» **Description of the task**:
Lines that contain "this" are to be counted; give only their number.
—————
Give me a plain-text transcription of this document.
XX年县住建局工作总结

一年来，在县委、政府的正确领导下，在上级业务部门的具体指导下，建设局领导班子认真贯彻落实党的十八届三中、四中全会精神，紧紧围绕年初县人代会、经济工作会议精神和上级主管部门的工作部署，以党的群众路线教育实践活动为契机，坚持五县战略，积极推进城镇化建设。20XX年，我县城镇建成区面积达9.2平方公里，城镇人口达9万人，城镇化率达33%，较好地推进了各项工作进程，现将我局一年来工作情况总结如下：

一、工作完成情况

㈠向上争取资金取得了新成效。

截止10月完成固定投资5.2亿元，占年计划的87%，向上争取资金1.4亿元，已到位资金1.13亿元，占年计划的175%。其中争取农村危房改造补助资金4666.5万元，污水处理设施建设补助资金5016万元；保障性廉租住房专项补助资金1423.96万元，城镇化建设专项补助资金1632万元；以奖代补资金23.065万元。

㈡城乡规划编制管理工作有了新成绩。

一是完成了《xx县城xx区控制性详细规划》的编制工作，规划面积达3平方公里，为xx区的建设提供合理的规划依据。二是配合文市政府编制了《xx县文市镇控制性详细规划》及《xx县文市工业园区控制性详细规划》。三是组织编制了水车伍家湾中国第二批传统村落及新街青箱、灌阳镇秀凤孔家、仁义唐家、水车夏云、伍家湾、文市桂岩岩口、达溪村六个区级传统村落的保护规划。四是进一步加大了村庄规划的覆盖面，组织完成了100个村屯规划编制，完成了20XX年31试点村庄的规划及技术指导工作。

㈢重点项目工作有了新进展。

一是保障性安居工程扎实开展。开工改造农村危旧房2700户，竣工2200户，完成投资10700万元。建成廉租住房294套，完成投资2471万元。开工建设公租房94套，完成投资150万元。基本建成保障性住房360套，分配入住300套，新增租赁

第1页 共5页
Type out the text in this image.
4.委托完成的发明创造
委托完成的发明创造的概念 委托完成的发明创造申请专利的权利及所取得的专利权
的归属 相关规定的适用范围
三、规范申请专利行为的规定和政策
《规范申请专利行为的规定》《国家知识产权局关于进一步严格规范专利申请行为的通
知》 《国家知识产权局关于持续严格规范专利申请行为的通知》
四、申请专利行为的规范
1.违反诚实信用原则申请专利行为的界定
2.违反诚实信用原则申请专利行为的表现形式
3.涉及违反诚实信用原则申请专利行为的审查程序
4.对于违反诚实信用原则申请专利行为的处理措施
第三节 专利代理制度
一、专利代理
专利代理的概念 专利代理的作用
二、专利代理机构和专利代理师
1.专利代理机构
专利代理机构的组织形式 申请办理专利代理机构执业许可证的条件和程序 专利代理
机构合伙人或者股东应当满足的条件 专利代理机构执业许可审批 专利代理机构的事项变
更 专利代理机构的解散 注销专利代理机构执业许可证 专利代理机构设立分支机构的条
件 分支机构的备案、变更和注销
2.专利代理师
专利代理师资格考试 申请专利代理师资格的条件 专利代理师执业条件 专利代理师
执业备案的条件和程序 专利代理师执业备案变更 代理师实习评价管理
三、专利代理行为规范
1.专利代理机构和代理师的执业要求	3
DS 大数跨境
—————
» **Task solution**:
2